#### CHALLENGE:
Lines that hold the word "已知函数" should be located and copied.

#### RECORDS SUPPLIED:

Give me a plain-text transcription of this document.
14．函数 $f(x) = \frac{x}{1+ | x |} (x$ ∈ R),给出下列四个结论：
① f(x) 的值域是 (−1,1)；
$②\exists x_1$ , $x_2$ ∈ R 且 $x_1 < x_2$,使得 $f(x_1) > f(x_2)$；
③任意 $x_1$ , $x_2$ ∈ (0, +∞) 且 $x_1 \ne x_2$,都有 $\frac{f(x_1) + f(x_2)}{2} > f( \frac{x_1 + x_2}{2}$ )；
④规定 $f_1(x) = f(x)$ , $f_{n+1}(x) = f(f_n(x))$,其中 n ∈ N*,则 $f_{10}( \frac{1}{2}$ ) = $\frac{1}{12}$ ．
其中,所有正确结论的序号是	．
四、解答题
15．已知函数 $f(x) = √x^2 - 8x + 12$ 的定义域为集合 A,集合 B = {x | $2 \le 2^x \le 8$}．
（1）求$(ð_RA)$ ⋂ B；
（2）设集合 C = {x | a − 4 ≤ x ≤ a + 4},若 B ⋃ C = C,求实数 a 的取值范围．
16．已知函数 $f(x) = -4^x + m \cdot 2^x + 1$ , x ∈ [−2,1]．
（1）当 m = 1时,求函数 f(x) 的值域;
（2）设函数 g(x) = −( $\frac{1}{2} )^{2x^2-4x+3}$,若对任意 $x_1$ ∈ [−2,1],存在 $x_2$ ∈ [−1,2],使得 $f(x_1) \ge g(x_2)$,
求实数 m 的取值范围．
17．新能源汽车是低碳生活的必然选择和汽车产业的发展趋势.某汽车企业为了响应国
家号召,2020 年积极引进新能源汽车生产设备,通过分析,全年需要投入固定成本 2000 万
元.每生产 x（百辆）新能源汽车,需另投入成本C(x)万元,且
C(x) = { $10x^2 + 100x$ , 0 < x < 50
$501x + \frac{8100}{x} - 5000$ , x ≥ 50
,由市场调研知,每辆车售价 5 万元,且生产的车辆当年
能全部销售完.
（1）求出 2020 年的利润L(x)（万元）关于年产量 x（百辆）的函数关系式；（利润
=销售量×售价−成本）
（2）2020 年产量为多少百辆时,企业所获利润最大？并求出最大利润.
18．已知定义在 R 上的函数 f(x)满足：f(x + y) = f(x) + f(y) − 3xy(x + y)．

---

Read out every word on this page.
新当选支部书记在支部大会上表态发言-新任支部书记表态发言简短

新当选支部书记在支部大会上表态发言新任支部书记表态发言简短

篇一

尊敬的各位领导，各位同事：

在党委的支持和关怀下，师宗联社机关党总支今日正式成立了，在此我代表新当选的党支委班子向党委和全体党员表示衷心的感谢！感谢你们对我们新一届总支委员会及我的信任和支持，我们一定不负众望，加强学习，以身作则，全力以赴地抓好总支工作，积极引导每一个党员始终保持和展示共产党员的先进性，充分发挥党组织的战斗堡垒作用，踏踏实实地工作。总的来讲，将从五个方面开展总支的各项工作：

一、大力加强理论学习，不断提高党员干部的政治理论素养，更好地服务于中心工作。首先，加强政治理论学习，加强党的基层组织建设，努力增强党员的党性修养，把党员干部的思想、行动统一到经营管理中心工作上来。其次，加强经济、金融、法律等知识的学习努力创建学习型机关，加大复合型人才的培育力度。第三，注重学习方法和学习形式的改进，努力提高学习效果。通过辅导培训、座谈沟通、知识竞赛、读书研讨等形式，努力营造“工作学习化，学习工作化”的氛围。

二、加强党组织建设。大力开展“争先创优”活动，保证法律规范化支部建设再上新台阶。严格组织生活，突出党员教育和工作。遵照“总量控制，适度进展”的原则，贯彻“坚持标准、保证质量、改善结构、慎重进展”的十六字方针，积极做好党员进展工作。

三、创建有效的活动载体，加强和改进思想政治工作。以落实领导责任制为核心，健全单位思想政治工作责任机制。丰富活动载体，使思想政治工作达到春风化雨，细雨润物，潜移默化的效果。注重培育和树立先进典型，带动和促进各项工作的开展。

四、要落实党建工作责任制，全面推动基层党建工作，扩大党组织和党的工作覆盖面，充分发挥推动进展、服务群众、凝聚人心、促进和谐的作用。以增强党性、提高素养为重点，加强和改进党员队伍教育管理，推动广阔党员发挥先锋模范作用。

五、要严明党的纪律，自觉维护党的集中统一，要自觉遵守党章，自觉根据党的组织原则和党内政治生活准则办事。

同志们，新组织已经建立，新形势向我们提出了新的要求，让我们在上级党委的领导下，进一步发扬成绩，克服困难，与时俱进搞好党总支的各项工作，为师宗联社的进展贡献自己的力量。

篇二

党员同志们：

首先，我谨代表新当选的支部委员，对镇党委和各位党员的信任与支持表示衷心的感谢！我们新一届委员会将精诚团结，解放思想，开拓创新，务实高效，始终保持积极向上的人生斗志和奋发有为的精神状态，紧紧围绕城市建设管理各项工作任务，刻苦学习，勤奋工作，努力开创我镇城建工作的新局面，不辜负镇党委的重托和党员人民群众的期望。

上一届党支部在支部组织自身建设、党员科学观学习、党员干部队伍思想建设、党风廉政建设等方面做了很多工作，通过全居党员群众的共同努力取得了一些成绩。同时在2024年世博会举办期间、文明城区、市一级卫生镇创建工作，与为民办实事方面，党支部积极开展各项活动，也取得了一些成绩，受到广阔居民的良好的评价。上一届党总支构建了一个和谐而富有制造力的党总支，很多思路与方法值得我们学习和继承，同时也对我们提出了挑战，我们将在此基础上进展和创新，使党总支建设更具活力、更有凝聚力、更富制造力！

#### EXPECTED ANSWER:
15．已知函数 $f(x) = √x^2 - 8x + 12$ 的定义域为集合 A,集合 B = {x | $2 \le 2^x \le 8$}．
16．已知函数 $f(x) = -4^x + m \cdot 2^x + 1$ , x ∈ [−2,1]．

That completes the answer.